Wherever the word "with" appears in a line, copy that line.

[start of Items]

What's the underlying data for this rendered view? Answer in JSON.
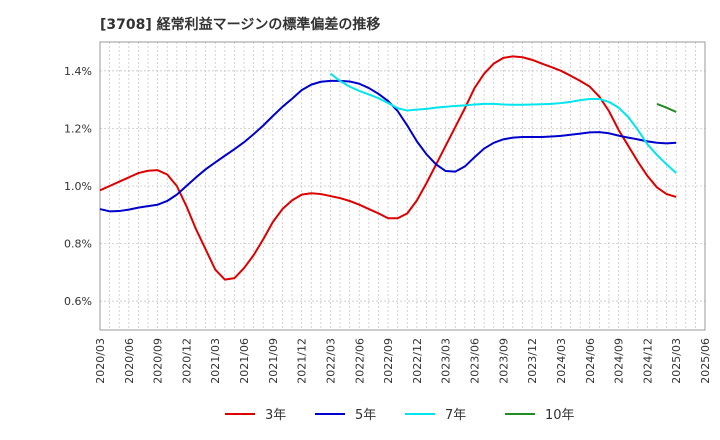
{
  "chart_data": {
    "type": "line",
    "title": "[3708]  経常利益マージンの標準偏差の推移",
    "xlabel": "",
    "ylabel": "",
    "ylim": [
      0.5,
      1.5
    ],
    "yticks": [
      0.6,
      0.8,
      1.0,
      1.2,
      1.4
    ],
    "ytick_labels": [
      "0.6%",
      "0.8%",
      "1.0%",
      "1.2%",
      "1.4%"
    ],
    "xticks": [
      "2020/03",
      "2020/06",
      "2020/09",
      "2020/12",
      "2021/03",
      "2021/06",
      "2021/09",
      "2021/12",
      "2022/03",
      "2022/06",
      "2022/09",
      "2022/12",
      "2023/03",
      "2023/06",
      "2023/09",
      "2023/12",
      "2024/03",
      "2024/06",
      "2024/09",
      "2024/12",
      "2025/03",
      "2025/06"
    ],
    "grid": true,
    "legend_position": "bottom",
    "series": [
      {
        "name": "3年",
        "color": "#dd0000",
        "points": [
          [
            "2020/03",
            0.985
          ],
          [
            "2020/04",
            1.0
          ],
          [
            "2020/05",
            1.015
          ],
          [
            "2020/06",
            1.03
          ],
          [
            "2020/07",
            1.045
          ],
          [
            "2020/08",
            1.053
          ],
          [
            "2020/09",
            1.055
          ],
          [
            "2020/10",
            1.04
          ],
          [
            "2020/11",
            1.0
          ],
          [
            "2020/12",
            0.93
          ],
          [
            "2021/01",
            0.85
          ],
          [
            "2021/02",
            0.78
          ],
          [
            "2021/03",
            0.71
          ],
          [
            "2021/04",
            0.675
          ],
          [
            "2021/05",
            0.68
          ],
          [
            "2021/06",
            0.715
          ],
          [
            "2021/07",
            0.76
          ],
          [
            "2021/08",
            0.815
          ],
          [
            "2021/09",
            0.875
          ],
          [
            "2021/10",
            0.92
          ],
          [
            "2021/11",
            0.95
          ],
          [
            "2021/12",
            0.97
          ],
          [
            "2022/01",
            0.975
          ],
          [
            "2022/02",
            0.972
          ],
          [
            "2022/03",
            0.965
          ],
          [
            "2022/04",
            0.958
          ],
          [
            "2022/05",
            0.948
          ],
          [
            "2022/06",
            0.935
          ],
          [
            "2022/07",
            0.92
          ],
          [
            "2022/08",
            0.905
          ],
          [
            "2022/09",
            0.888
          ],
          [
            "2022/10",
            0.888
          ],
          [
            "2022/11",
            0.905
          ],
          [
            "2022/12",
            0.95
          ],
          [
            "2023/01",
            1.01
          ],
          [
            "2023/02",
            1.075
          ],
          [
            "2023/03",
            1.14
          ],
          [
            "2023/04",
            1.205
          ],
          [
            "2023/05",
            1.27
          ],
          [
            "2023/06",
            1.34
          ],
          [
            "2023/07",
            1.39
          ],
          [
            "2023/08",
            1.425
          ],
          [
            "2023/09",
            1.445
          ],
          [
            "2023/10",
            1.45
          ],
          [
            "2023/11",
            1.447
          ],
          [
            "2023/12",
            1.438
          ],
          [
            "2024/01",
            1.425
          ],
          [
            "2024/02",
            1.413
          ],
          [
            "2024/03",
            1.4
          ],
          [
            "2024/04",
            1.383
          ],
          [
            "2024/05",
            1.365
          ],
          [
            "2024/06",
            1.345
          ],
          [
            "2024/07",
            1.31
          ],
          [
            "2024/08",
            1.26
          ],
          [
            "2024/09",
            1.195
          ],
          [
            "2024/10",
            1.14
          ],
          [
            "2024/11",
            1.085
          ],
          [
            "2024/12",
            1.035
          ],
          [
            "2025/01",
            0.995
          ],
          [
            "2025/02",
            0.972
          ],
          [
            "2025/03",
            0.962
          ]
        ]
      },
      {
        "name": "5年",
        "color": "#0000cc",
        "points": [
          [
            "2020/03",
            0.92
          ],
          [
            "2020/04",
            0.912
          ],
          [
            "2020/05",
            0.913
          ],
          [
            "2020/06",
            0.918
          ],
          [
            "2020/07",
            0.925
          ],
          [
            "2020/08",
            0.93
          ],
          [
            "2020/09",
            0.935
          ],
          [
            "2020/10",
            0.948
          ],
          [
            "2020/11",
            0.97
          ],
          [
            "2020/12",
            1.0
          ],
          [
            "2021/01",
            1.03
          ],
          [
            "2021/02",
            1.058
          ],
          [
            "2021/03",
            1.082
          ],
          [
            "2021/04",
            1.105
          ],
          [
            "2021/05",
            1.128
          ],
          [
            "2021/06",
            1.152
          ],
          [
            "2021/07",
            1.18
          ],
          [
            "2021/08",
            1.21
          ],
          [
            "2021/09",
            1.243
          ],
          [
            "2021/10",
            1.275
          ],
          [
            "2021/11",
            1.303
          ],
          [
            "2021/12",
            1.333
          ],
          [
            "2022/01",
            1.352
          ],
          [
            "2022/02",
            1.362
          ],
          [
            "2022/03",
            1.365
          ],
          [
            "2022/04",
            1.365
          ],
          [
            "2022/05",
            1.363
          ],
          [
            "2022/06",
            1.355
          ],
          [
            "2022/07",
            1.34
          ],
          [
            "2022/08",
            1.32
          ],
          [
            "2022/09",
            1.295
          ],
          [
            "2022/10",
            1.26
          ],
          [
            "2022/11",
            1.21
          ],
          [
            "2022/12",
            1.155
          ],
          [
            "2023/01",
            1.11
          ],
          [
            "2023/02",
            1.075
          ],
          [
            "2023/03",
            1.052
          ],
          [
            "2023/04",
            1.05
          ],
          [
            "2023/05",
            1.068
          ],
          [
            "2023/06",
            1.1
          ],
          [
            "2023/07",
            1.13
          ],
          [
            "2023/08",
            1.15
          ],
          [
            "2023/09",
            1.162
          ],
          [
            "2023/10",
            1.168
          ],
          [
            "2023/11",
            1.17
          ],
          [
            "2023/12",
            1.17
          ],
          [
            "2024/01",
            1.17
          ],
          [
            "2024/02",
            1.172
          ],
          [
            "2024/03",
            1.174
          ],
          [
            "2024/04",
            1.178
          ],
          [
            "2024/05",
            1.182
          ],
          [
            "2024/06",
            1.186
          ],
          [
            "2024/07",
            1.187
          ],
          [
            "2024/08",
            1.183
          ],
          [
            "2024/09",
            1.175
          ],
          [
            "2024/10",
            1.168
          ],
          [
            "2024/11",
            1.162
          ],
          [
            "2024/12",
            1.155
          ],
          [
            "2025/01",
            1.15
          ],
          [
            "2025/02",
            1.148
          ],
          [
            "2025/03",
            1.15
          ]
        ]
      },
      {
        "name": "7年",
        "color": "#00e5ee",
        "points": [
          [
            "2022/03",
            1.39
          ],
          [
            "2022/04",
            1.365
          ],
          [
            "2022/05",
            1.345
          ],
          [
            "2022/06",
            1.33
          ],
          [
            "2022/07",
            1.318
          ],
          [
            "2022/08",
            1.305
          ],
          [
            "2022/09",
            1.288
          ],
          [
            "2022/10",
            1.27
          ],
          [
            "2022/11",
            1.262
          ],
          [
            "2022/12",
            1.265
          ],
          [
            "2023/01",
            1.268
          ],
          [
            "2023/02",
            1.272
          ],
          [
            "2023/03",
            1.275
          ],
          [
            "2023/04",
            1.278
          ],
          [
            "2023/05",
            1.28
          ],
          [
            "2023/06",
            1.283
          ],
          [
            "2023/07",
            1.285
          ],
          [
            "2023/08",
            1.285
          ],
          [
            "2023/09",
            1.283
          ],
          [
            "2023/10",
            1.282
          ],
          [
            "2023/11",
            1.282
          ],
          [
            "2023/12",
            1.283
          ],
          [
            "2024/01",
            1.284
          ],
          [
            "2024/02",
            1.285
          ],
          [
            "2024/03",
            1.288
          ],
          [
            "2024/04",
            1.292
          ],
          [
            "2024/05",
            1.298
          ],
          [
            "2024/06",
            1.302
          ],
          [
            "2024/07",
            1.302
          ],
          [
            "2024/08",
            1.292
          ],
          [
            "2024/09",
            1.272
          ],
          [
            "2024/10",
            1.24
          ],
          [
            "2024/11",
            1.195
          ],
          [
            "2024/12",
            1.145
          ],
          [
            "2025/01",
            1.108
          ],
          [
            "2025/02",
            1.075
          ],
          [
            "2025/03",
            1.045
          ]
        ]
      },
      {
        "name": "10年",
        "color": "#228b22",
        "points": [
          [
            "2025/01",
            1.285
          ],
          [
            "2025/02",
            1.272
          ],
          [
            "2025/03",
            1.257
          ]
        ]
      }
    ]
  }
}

[end of Items]
[start of Items]

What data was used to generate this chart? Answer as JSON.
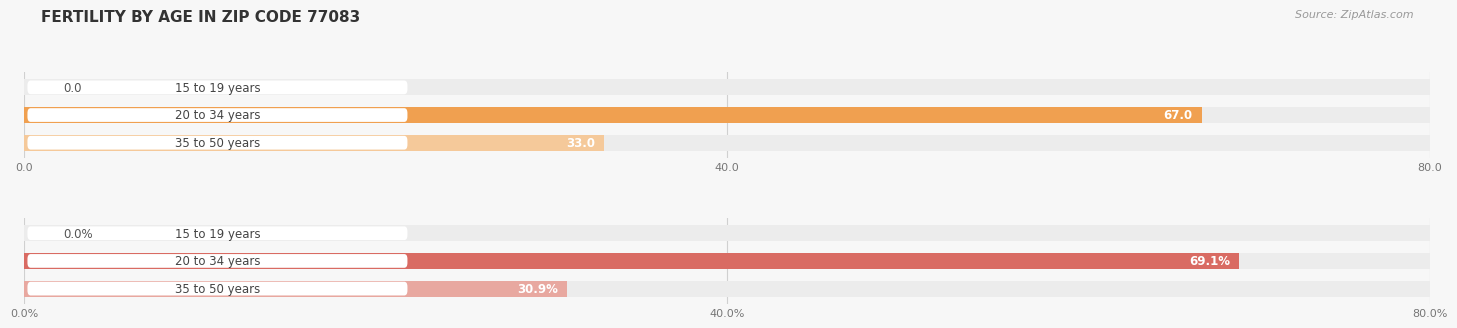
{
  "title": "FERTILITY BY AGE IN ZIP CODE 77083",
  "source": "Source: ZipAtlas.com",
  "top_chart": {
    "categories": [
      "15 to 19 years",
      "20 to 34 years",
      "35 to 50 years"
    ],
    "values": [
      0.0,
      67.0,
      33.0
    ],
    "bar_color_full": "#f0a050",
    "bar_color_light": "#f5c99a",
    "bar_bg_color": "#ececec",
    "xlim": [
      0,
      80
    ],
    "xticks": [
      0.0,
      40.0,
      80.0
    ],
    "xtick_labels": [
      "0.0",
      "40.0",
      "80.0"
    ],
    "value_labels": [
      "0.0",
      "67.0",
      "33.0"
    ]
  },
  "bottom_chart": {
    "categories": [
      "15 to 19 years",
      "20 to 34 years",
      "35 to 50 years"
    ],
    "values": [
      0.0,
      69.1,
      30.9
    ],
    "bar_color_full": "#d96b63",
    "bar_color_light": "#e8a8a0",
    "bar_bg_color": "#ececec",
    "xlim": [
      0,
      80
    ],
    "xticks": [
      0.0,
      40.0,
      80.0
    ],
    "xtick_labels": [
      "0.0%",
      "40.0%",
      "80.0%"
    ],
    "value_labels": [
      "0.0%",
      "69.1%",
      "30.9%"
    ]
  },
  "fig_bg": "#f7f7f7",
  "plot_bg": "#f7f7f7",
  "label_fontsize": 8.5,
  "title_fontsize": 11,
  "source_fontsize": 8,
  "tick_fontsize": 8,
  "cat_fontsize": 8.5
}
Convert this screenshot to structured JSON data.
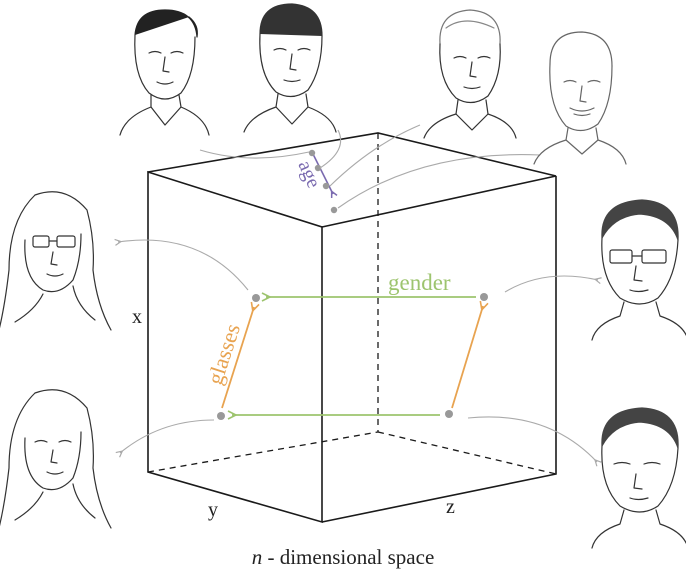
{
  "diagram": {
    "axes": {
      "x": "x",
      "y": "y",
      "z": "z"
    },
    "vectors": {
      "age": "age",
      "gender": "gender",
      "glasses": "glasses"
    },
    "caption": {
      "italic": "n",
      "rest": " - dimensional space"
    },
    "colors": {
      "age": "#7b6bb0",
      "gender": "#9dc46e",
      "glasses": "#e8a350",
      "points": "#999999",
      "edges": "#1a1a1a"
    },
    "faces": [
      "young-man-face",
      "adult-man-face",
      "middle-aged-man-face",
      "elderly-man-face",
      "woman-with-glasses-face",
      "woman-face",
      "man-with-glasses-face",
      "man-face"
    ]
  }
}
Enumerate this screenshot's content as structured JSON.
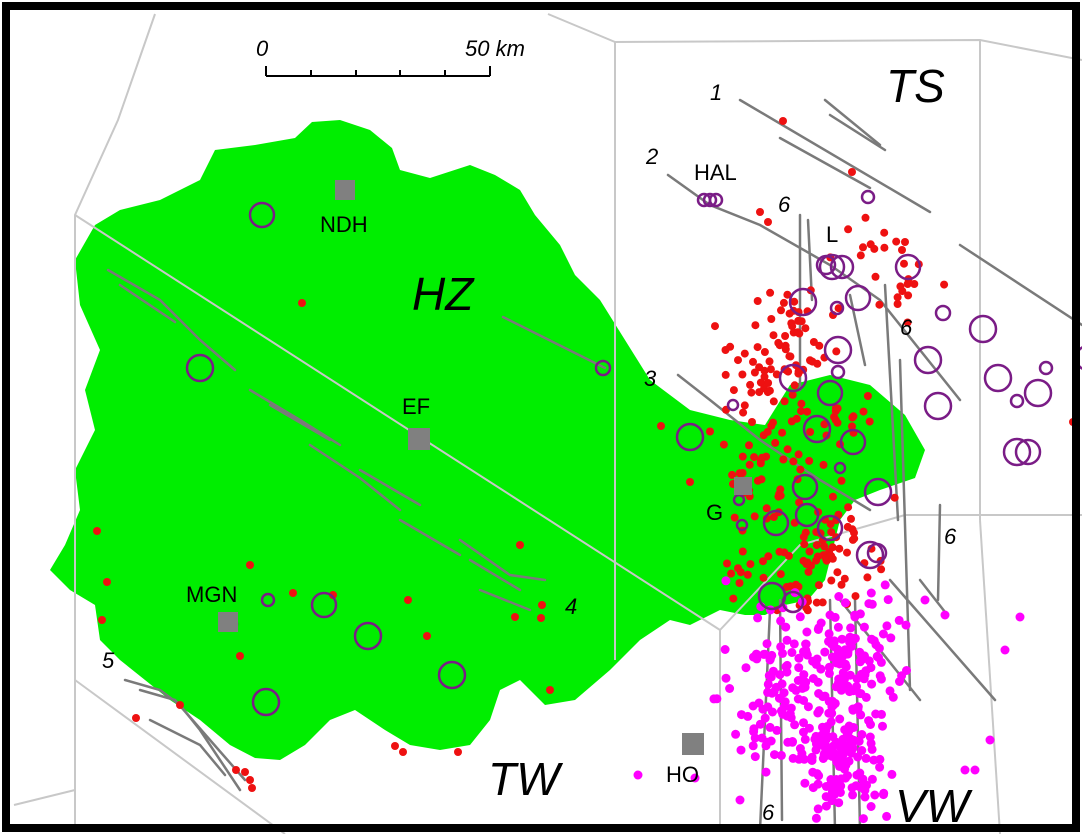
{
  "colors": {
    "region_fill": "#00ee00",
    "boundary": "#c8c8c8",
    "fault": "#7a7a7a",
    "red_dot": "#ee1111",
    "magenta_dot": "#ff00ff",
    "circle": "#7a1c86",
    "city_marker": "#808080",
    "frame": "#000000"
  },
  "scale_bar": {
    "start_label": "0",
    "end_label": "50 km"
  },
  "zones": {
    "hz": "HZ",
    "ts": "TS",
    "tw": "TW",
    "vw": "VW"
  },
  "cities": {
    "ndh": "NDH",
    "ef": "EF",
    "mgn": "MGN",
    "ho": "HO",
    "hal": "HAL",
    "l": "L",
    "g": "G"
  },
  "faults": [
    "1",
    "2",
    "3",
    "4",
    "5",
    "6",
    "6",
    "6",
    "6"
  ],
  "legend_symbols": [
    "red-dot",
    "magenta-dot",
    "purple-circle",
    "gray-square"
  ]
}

[end of Items]
[start of Items]

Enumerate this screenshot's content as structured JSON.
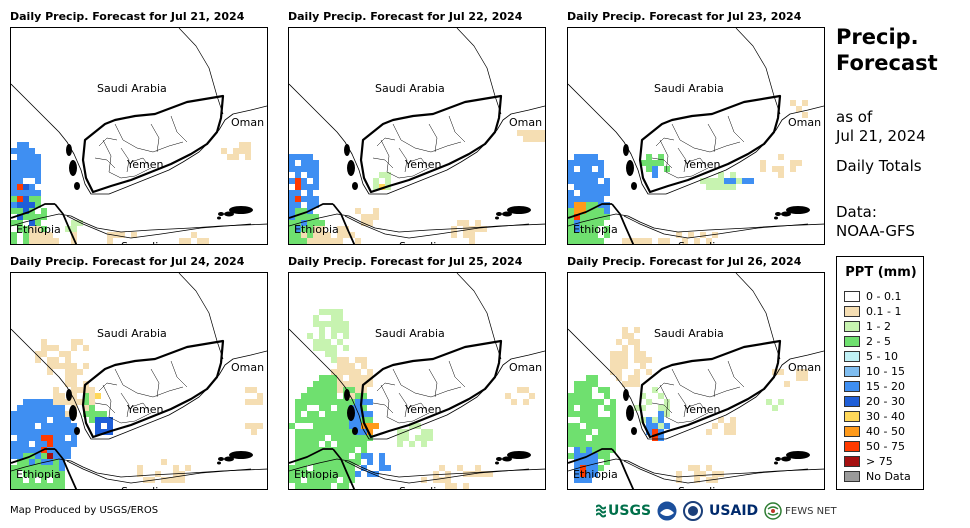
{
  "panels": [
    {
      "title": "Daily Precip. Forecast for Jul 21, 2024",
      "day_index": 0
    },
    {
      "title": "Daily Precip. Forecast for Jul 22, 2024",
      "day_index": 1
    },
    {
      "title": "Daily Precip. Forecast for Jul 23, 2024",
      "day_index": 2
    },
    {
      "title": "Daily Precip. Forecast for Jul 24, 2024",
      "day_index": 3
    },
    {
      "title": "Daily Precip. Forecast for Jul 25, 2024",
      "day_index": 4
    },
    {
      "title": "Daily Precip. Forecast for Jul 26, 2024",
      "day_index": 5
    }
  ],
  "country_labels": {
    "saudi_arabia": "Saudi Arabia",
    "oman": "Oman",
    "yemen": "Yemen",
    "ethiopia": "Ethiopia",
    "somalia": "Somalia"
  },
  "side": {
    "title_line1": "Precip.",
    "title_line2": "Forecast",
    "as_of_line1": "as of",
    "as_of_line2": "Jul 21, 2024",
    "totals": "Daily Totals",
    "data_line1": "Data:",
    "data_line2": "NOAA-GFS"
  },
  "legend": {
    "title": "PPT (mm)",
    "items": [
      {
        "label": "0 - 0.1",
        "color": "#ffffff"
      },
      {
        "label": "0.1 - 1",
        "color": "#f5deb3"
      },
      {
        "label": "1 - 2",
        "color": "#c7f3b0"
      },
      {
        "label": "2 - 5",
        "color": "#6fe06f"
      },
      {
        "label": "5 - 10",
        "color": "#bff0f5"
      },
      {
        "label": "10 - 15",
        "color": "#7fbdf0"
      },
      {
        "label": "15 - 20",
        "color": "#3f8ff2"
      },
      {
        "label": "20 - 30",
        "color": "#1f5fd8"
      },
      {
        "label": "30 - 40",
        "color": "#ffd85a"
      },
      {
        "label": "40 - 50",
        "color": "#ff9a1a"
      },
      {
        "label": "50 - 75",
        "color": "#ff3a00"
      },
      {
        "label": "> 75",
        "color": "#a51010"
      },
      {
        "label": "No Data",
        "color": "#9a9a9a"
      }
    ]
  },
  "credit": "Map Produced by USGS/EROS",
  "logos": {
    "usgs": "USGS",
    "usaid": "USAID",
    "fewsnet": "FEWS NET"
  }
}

[end of Items]

**Written answer**
      "woman-with-glasses-face",
      "man-with-glasses-face",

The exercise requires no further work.